[Dataset records]
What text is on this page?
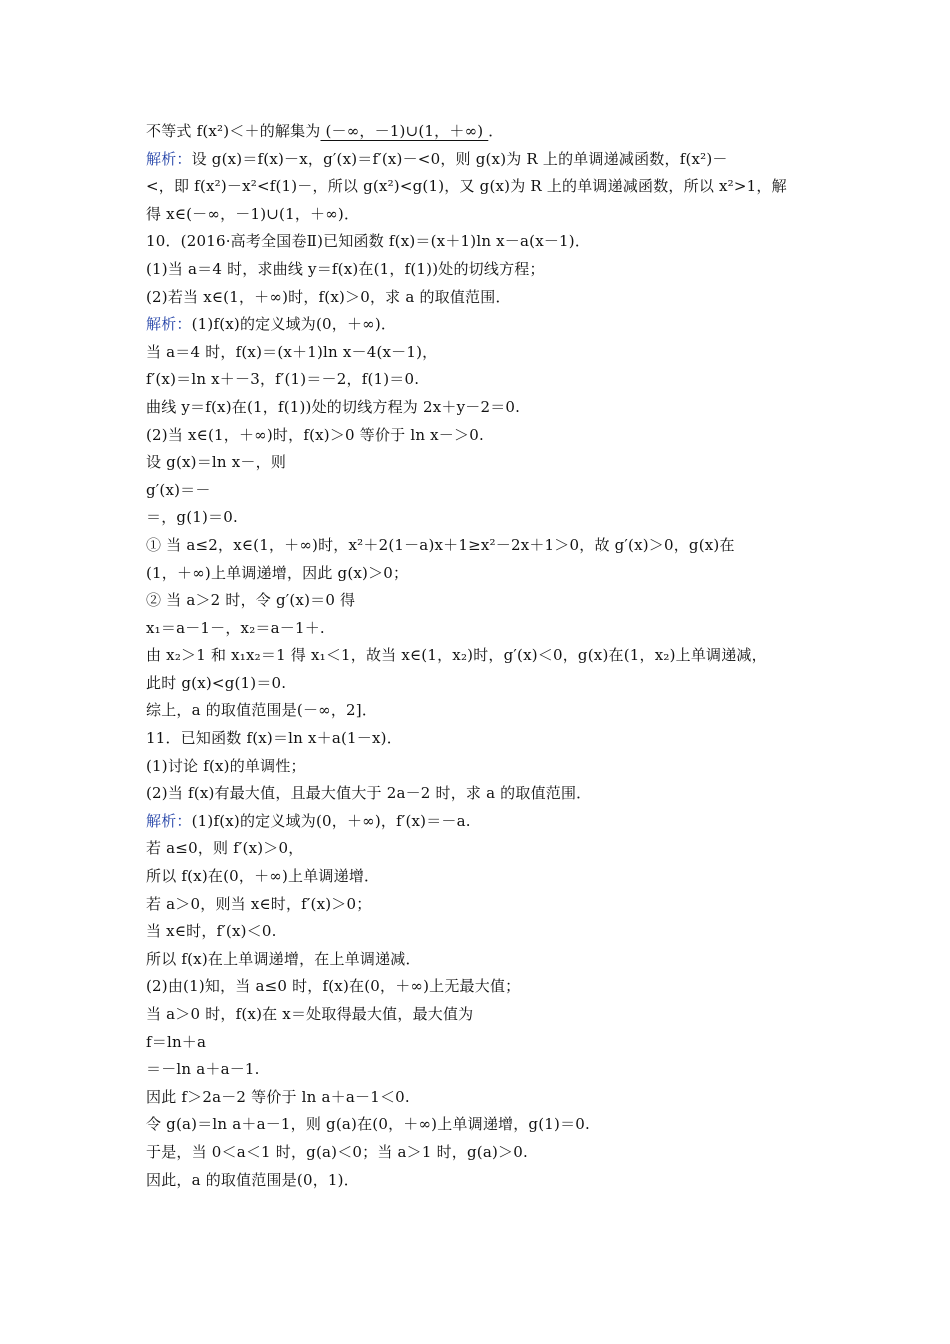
不等式 f(x²)＜＋的解集为 (－∞，－1)∪(1，＋∞) ．
解析：设 g(x)＝f(x)－x，g′(x)＝f′(x)－<0，则 g(x)为 R 上的单调递减函数，f(x²)－
<，即 f(x²)－x²<f(1)－，所以 g(x²)<g(1)，又 g(x)为 R 上的单调递减函数，所以 x²>1，解
得 x∈(－∞，－1)∪(1，＋∞)．
10．(2016·高考全国卷Ⅱ)已知函数 f(x)＝(x＋1)ln x－a(x－1)．
(1)当 a＝4 时，求曲线 y＝f(x)在(1，f(1))处的切线方程；
(2)若当 x∈(1，＋∞)时，f(x)＞0，求 a 的取值范围．
解析：(1)f(x)的定义域为(0，＋∞)．
当 a＝4 时，f(x)＝(x＋1)ln x－4(x－1)，
f′(x)＝ln x＋－3，f′(1)＝－2，f(1)＝0.
曲线 y＝f(x)在(1，f(1))处的切线方程为 2x＋y－2＝0.
(2)当 x∈(1，＋∞)时，f(x)＞0 等价于 ln x－＞0.
设 g(x)＝ln x－，则
g′(x)＝－
＝，g(1)＝0.
① 当 a≤2，x∈(1，＋∞)时，x²＋2(1－a)x＋1≥x²－2x＋1＞0，故 g′(x)＞0，g(x)在
(1，＋∞)上单调递增，因此 g(x)＞0；
② 当 a＞2 时，令 g′(x)＝0 得
x₁＝a－1－，x₂＝a－1＋.
由 x₂＞1 和 x₁x₂＝1 得 x₁＜1，故当 x∈(1，x₂)时，g′(x)＜0，g(x)在(1，x₂)上单调递减，
此时 g(x)<g(1)＝0.
综上，a 的取值范围是(－∞，2]．
11．已知函数 f(x)＝ln x＋a(1－x)．
(1)讨论 f(x)的单调性；
(2)当 f(x)有最大值，且最大值大于 2a－2 时，求 a 的取值范围．
解析：(1)f(x)的定义域为(0，＋∞)，f′(x)＝－a.
若 a≤0，则 f′(x)＞0，
所以 f(x)在(0，＋∞)上单调递增．
若 a＞0，则当 x∈时，f′(x)＞0；
当 x∈时，f′(x)＜0.
所以 f(x)在上单调递增，在上单调递减．
(2)由(1)知，当 a≤0 时，f(x)在(0，＋∞)上无最大值；
当 a＞0 时，f(x)在 x＝处取得最大值，最大值为
f＝ln＋a
＝－ln a＋a－1.
因此 f＞2a－2 等价于 ln a＋a－1＜0.
令 g(a)＝ln a＋a－1，则 g(a)在(0，＋∞)上单调递增，g(1)＝0.
于是，当 0＜a＜1 时，g(a)＜0；当 a＞1 时，g(a)＞0.
因此，a 的取值范围是(0，1)．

## Objective
Output all the records, word for word, with no pictures in the copy.

## Written answer
What text is on this page?
不等式 f(x²)＜＋的解集为 (－∞，－1)∪(1，＋∞) ．
解析：设 g(x)＝f(x)－x，g′(x)＝f′(x)－<0，则 g(x)为 R 上的单调递减函数，f(x²)－
<，即 f(x²)－x²<f(1)－，所以 g(x²)<g(1)，又 g(x)为 R 上的单调递减函数，所以 x²>1，解
得 x∈(－∞，－1)∪(1，＋∞)．
10．(2016·高考全国卷Ⅱ)已知函数 f(x)＝(x＋1)ln x－a(x－1)．
(1)当 a＝4 时，求曲线 y＝f(x)在(1，f(1))处的切线方程；
(2)若当 x∈(1，＋∞)时，f(x)＞0，求 a 的取值范围．
解析：(1)f(x)的定义域为(0，＋∞)．
当 a＝4 时，f(x)＝(x＋1)ln x－4(x－1)，
f′(x)＝ln x＋－3，f′(1)＝－2，f(1)＝0.
曲线 y＝f(x)在(1，f(1))处的切线方程为 2x＋y－2＝0.
(2)当 x∈(1，＋∞)时，f(x)＞0 等价于 ln x－＞0.
设 g(x)＝ln x－，则
g′(x)＝－
＝，g(1)＝0.
① 当 a≤2，x∈(1，＋∞)时，x²＋2(1－a)x＋1≥x²－2x＋1＞0，故 g′(x)＞0，g(x)在
(1，＋∞)上单调递增，因此 g(x)＞0；
② 当 a＞2 时，令 g′(x)＝0 得
x₁＝a－1－，x₂＝a－1＋.
由 x₂＞1 和 x₁x₂＝1 得 x₁＜1，故当 x∈(1，x₂)时，g′(x)＜0，g(x)在(1，x₂)上单调递减，
此时 g(x)<g(1)＝0.
综上，a 的取值范围是(－∞，2]．
11．已知函数 f(x)＝ln x＋a(1－x)．
(1)讨论 f(x)的单调性；
(2)当 f(x)有最大值，且最大值大于 2a－2 时，求 a 的取值范围．
解析：(1)f(x)的定义域为(0，＋∞)，f′(x)＝－a.
若 a≤0，则 f′(x)＞0，
所以 f(x)在(0，＋∞)上单调递增．
若 a＞0，则当 x∈时，f′(x)＞0；
当 x∈时，f′(x)＜0.
所以 f(x)在上单调递增，在上单调递减．
(2)由(1)知，当 a≤0 时，f(x)在(0，＋∞)上无最大值；
当 a＞0 时，f(x)在 x＝处取得最大值，最大值为
f＝ln＋a
＝－ln a＋a－1.
因此 f＞2a－2 等价于 ln a＋a－1＜0.
令 g(a)＝ln a＋a－1，则 g(a)在(0，＋∞)上单调递增，g(1)＝0.
于是，当 0＜a＜1 时，g(a)＜0；当 a＞1 时，g(a)＞0.
因此，a 的取值范围是(0，1)．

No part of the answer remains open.